→ Required task
Copy the material that follows word for word and omit its pictures.

→ Data shown
+ + + + + + +

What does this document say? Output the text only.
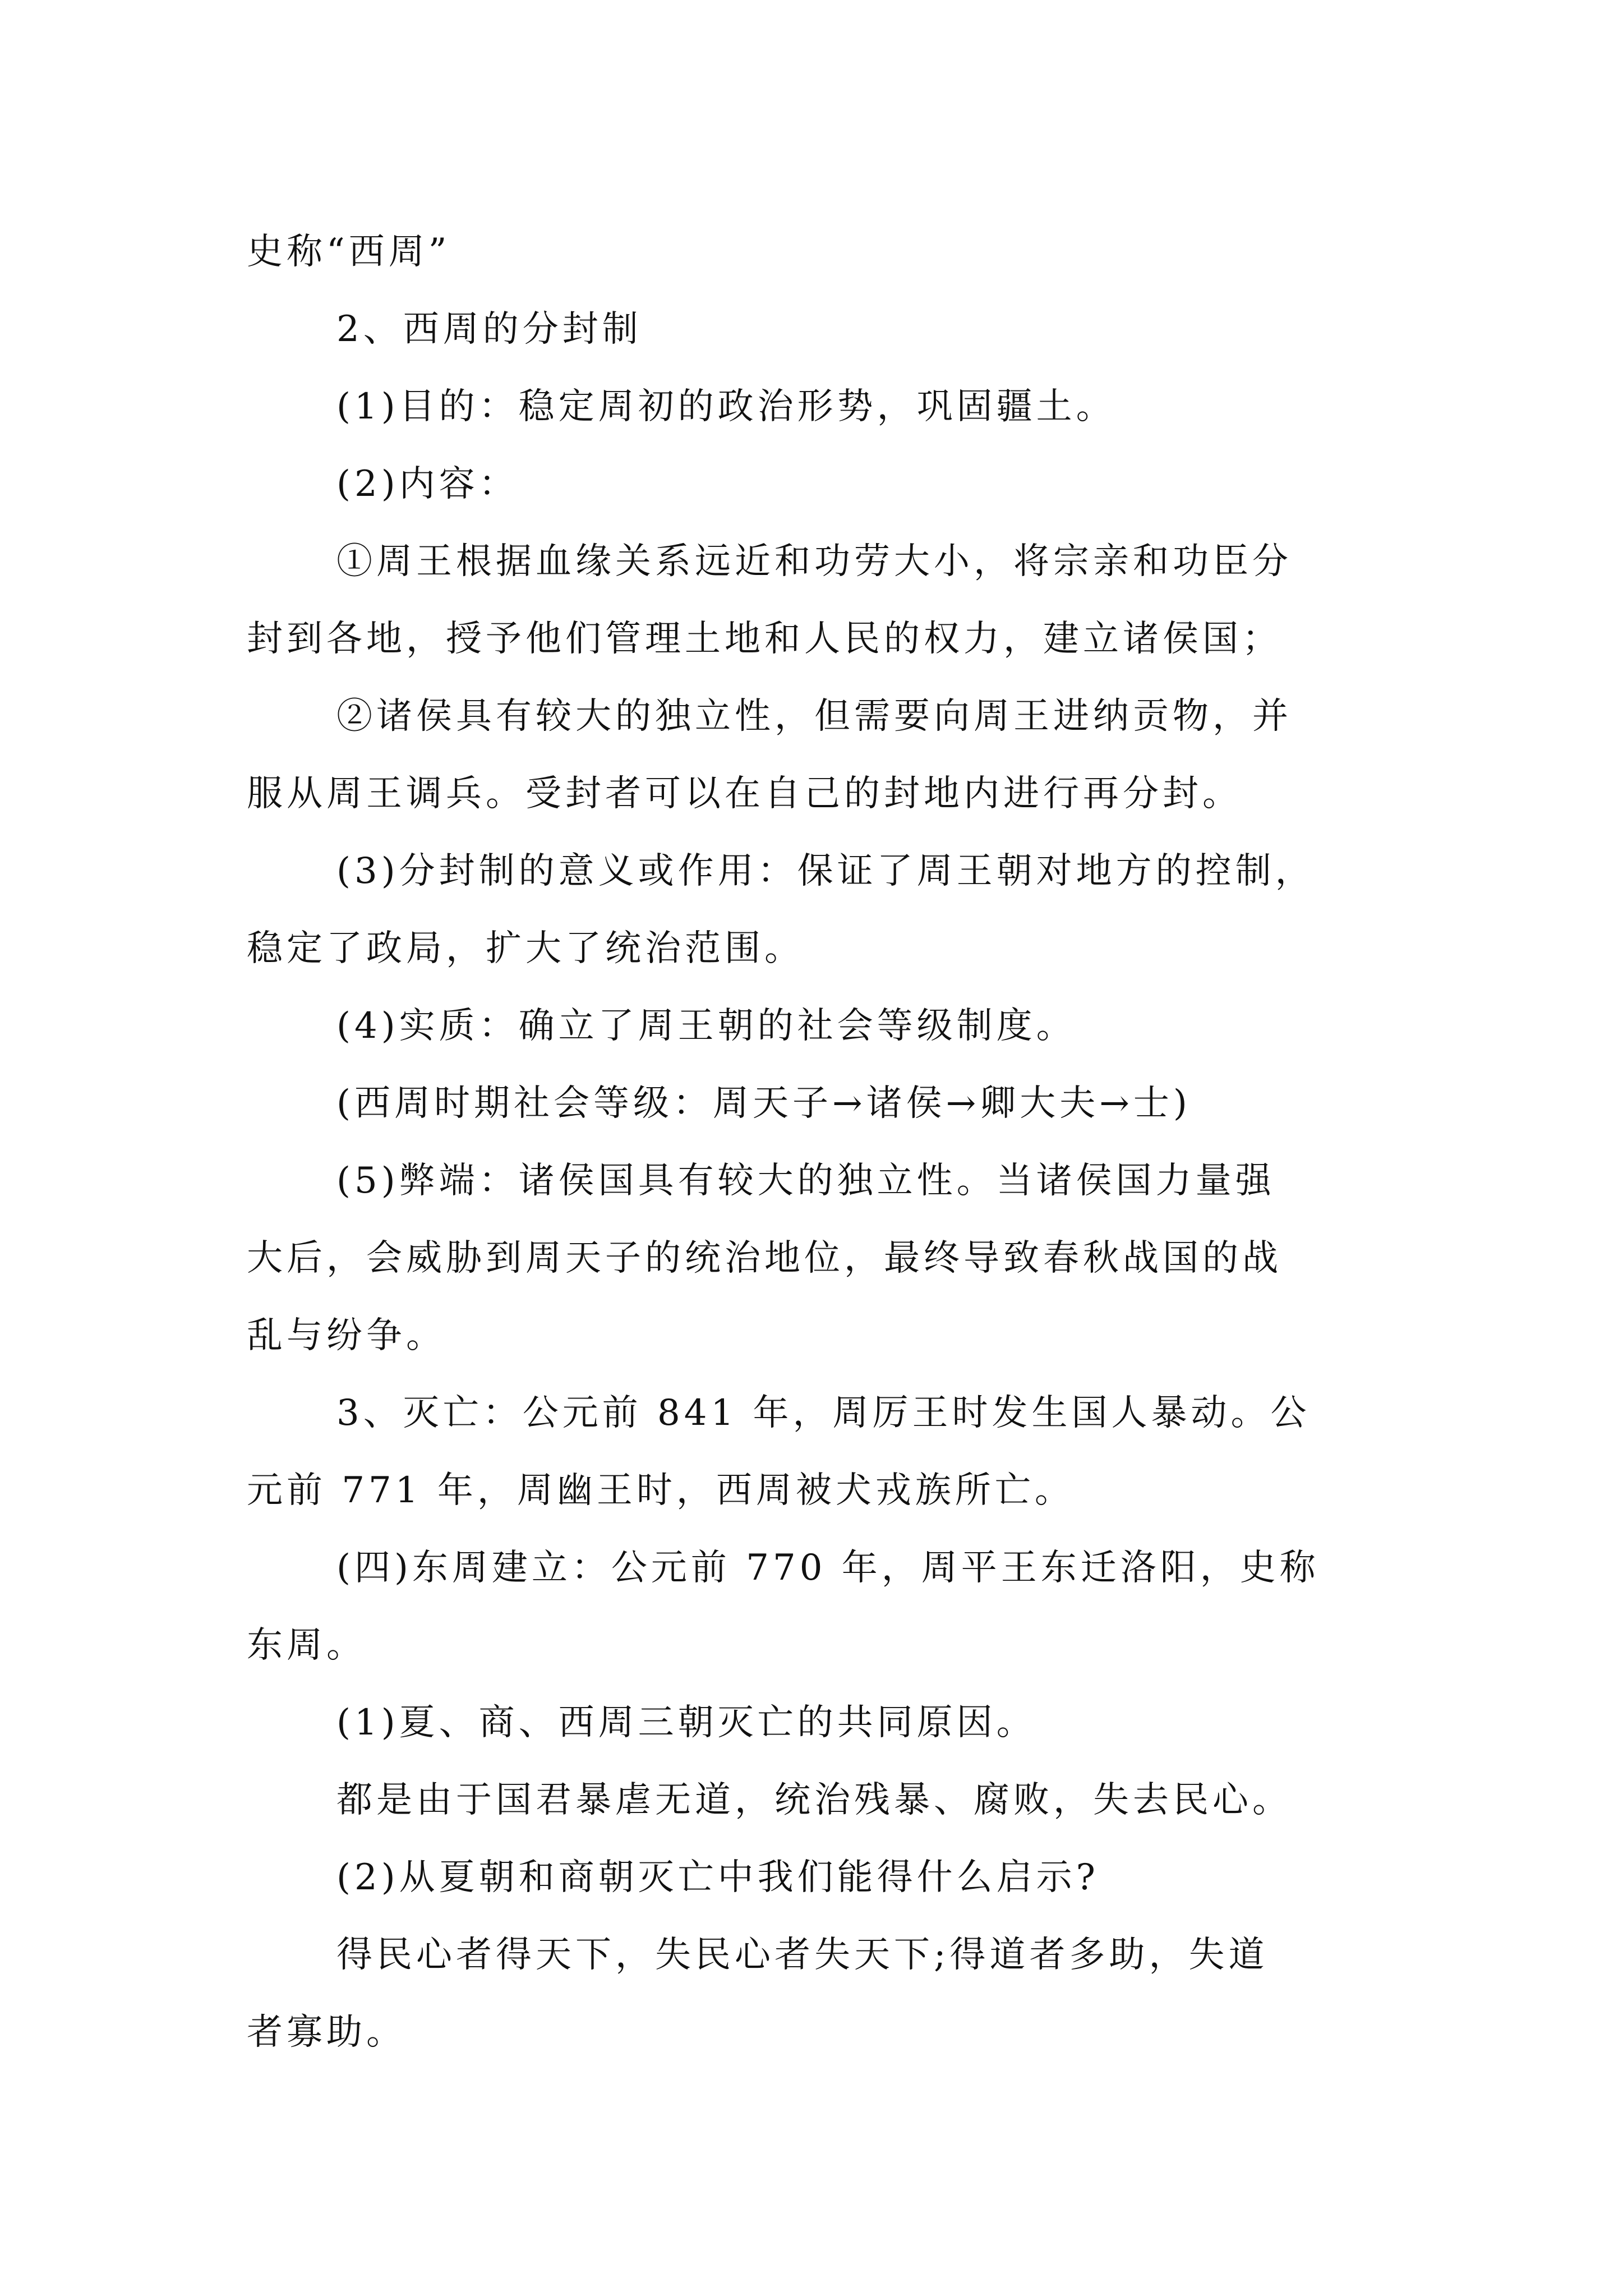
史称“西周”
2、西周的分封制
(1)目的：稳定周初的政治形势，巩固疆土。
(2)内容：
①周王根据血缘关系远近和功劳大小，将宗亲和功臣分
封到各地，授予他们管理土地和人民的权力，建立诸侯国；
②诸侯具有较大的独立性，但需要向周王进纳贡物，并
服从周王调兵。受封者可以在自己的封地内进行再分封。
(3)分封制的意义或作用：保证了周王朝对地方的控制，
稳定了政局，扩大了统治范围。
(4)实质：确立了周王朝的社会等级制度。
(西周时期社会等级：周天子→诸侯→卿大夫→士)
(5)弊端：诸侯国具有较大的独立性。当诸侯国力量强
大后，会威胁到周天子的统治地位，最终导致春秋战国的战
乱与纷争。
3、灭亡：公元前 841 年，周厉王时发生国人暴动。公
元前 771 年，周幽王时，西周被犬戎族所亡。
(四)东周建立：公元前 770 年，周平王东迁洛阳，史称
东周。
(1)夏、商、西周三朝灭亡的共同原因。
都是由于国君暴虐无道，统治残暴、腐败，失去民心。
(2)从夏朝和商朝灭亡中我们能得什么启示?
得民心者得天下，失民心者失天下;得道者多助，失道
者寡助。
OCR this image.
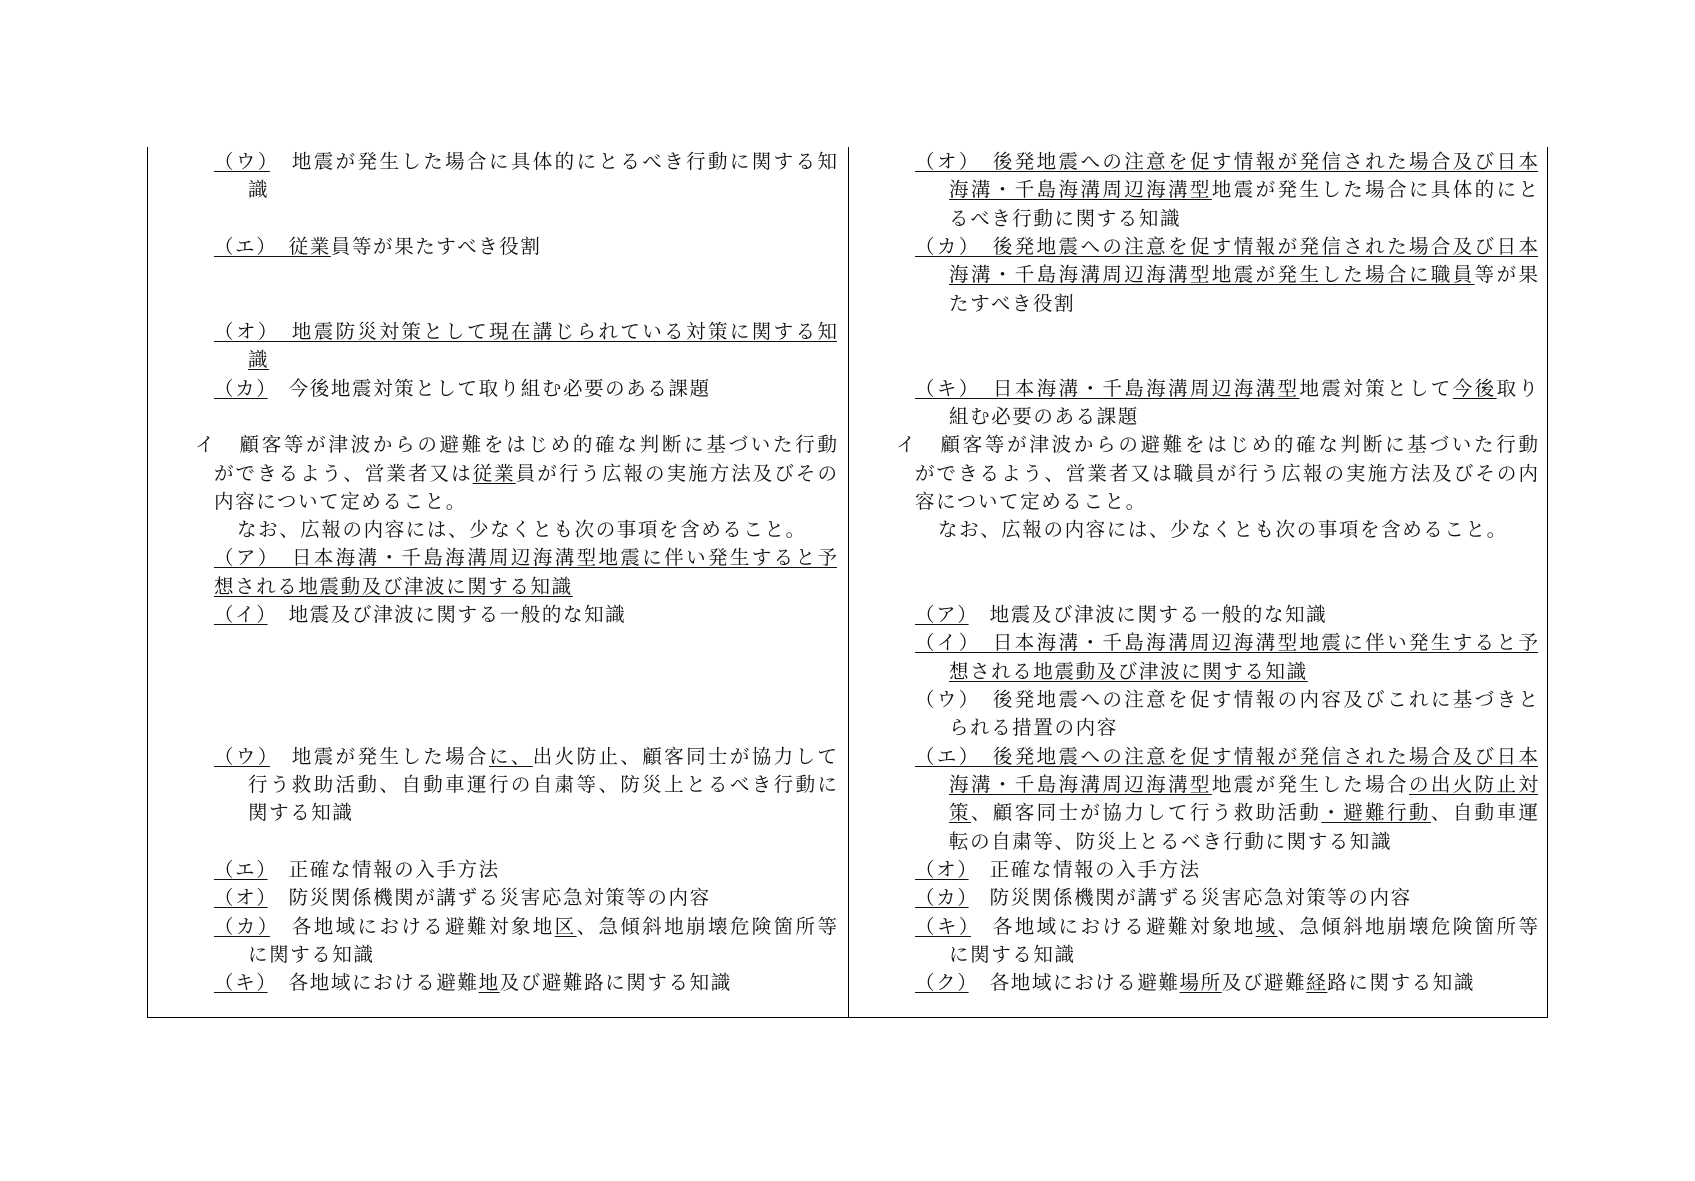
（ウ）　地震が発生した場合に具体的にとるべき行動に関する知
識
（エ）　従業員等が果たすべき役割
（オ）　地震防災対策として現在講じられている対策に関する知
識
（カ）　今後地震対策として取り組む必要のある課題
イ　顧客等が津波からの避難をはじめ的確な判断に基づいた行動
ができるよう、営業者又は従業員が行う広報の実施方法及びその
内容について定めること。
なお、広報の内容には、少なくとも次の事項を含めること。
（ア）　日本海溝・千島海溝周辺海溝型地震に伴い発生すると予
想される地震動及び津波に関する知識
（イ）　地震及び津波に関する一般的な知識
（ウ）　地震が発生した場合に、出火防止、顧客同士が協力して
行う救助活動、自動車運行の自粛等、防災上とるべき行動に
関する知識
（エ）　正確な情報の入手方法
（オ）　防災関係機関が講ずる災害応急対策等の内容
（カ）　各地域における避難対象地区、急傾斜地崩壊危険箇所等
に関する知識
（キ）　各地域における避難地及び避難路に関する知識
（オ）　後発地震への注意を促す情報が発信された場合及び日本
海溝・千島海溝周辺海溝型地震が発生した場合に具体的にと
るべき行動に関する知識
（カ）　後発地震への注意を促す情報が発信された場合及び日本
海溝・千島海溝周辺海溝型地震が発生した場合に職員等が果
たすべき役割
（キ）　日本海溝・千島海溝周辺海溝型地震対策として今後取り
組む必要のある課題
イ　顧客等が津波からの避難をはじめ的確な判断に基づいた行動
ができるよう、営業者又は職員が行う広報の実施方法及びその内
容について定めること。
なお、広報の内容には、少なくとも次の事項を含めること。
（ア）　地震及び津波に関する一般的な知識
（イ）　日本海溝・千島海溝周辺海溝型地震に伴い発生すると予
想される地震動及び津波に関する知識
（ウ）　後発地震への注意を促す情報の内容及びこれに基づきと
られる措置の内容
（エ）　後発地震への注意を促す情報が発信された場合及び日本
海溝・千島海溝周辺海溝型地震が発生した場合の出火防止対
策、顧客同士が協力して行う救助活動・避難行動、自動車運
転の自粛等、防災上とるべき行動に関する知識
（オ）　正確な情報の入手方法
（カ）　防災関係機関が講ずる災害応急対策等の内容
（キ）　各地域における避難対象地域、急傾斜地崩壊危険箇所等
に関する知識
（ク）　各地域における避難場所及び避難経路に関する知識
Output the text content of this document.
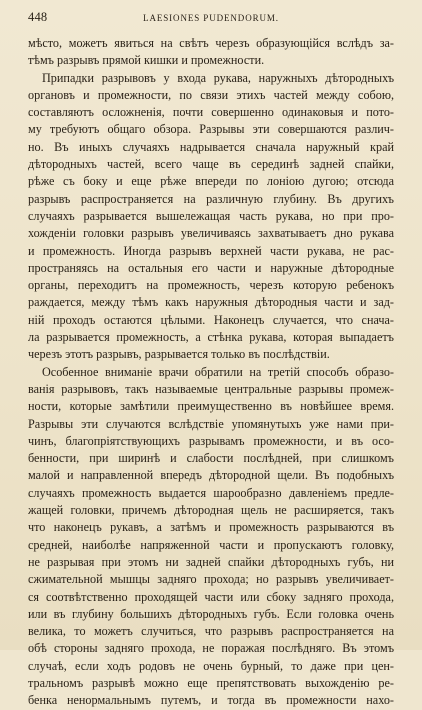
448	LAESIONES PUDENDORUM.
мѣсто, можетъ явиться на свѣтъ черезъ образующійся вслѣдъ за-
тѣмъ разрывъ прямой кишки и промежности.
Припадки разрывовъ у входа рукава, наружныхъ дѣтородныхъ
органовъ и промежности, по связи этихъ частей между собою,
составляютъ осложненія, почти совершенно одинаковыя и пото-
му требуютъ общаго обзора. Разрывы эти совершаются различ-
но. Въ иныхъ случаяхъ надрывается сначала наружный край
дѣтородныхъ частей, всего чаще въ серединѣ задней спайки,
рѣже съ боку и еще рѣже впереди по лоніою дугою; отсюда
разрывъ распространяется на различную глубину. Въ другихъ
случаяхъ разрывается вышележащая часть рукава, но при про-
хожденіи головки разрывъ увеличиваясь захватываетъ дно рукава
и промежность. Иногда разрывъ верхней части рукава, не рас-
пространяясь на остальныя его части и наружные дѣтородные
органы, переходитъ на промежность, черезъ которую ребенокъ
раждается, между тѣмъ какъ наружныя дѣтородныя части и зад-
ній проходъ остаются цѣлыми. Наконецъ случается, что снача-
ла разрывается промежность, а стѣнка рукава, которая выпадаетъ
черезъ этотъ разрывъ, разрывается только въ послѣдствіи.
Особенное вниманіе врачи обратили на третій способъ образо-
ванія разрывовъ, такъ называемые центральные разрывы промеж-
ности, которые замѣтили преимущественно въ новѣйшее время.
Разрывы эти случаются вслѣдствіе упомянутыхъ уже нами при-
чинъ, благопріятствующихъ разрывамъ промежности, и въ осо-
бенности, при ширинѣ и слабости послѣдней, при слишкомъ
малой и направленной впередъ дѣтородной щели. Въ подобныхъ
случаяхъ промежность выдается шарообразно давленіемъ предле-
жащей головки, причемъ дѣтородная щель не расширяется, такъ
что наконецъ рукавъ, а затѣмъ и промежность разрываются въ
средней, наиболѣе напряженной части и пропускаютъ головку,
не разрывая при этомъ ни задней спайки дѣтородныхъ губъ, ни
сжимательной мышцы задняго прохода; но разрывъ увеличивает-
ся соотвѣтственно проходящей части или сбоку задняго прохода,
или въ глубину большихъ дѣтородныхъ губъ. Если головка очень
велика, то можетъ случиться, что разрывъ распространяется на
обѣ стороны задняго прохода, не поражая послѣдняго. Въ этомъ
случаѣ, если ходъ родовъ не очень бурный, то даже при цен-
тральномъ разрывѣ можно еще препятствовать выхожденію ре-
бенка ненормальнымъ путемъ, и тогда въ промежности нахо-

+ + + + + + +

→ Written answer
What does this document say? Output the text only.
史称“西周”
2、西周的分封制
(1)目的：稳定周初的政治形势，巩固疆土。
(2)内容：
①周王根据血缘关系远近和功劳大小，将宗亲和功臣分
封到各地，授予他们管理土地和人民的权力，建立诸侯国；
②诸侯具有较大的独立性，但需要向周王进纳贡物，并
服从周王调兵。受封者可以在自己的封地内进行再分封。
(3)分封制的意义或作用：保证了周王朝对地方的控制，
稳定了政局，扩大了统治范围。
(4)实质：确立了周王朝的社会等级制度。
(西周时期社会等级：周天子→诸侯→卿大夫→士)
(5)弊端：诸侯国具有较大的独立性。当诸侯国力量强
大后，会威胁到周天子的统治地位，最终导致春秋战国的战
乱与纷争。
3、灭亡：公元前 841 年，周厉王时发生国人暴动。公
元前 771 年，周幽王时，西周被犬戎族所亡。
(四)东周建立：公元前 770 年，周平王东迁洛阳，史称
东周。
(1)夏、商、西周三朝灭亡的共同原因。
都是由于国君暴虐无道，统治残暴、腐败，失去民心。
(2)从夏朝和商朝灭亡中我们能得什么启示?
得民心者得天下，失民心者失天下;得道者多助，失道
者寡助。
OCR this image.
（ウ）　地震が発生した場合に具体的にとるべき行動に関する知
識
（エ）　従業員等が果たすべき役割
（オ）　地震防災対策として現在講じられている対策に関する知
識
（カ）　今後地震対策として取り組む必要のある課題
イ　顧客等が津波からの避難をはじめ的確な判断に基づいた行動
ができるよう、営業者又は従業員が行う広報の実施方法及びその
内容について定めること。
なお、広報の内容には、少なくとも次の事項を含めること。
（ア）　日本海溝・千島海溝周辺海溝型地震に伴い発生すると予
想される地震動及び津波に関する知識
（イ）　地震及び津波に関する一般的な知識
（ウ）　地震が発生した場合に、出火防止、顧客同士が協力して
行う救助活動、自動車運行の自粛等、防災上とるべき行動に
関する知識
（エ）　正確な情報の入手方法
（オ）　防災関係機関が講ずる災害応急対策等の内容
（カ）　各地域における避難対象地区、急傾斜地崩壊危険箇所等
に関する知識
（キ）　各地域における避難地及び避難路に関する知識
（オ）　後発地震への注意を促す情報が発信された場合及び日本
海溝・千島海溝周辺海溝型地震が発生した場合に具体的にと
るべき行動に関する知識
（カ）　後発地震への注意を促す情報が発信された場合及び日本
海溝・千島海溝周辺海溝型地震が発生した場合に職員等が果
たすべき役割
（キ）　日本海溝・千島海溝周辺海溝型地震対策として今後取り
組む必要のある課題
イ　顧客等が津波からの避難をはじめ的確な判断に基づいた行動
ができるよう、営業者又は職員が行う広報の実施方法及びその内
容について定めること。
なお、広報の内容には、少なくとも次の事項を含めること。
（ア）　地震及び津波に関する一般的な知識
（イ）　日本海溝・千島海溝周辺海溝型地震に伴い発生すると予
想される地震動及び津波に関する知識
（ウ）　後発地震への注意を促す情報の内容及びこれに基づきと
られる措置の内容
（エ）　後発地震への注意を促す情報が発信された場合及び日本
海溝・千島海溝周辺海溝型地震が発生した場合の出火防止対
策、顧客同士が協力して行う救助活動・避難行動、自動車運
転の自粛等、防災上とるべき行動に関する知識
（オ）　正確な情報の入手方法
（カ）　防災関係機関が講ずる災害応急対策等の内容
（キ）　各地域における避難対象地域、急傾斜地崩壊危険箇所等
に関する知識
（ク）　各地域における避難場所及び避難経路に関する知識
Output the text content of this document.
448	LAESIONES PUDENDORUM.
мѣсто, можетъ явиться на свѣтъ черезъ образующійся вслѣдъ за-
тѣмъ разрывъ прямой кишки и промежности.
Припадки разрывовъ у входа рукава, наружныхъ дѣтородныхъ
органовъ и промежности, по связи этихъ частей между собою,
составляютъ осложненія, почти совершенно одинаковыя и пото-
му требуютъ общаго обзора. Разрывы эти совершаются различ-
но. Въ иныхъ случаяхъ надрывается сначала наружный край
дѣтородныхъ частей, всего чаще въ серединѣ задней спайки,
рѣже съ боку и еще рѣже впереди по лоніою дугою; отсюда
разрывъ распространяется на различную глубину. Въ другихъ
случаяхъ разрывается вышележащая часть рукава, но при про-
хожденіи головки разрывъ увеличиваясь захватываетъ дно рукава
и промежность. Иногда разрывъ верхней части рукава, не рас-
пространяясь на остальныя его части и наружные дѣтородные
органы, переходитъ на промежность, черезъ которую ребенокъ
раждается, между тѣмъ какъ наружныя дѣтородныя части и зад-
ній проходъ остаются цѣлыми. Наконецъ случается, что снача-
ла разрывается промежность, а стѣнка рукава, которая выпадаетъ
черезъ этотъ разрывъ, разрывается только въ послѣдствіи.
Особенное вниманіе врачи обратили на третій способъ образо-
ванія разрывовъ, такъ называемые центральные разрывы промеж-
ности, которые замѣтили преимущественно въ новѣйшее время.
Разрывы эти случаются вслѣдствіе упомянутыхъ уже нами при-
чинъ, благопріятствующихъ разрывамъ промежности, и въ осо-
бенности, при ширинѣ и слабости послѣдней, при слишкомъ
малой и направленной впередъ дѣтородной щели. Въ подобныхъ
случаяхъ промежность выдается шарообразно давленіемъ предле-
жащей головки, причемъ дѣтородная щель не расширяется, такъ
что наконецъ рукавъ, а затѣмъ и промежность разрываются въ
средней, наиболѣе напряженной части и пропускаютъ головку,
не разрывая при этомъ ни задней спайки дѣтородныхъ губъ, ни
сжимательной мышцы задняго прохода; но разрывъ увеличивает-
ся соотвѣтственно проходящей части или сбоку задняго прохода,
или въ глубину большихъ дѣтородныхъ губъ. Если головка очень
велика, то можетъ случиться, что разрывъ распространяется на
обѣ стороны задняго прохода, не поражая послѣдняго. Въ этомъ
случаѣ, если ходъ родовъ не очень бурный, то даже при цен-
тральномъ разрывѣ можно еще препятствовать выхожденію ре-
бенка ненормальнымъ путемъ, и тогда въ промежности нахо-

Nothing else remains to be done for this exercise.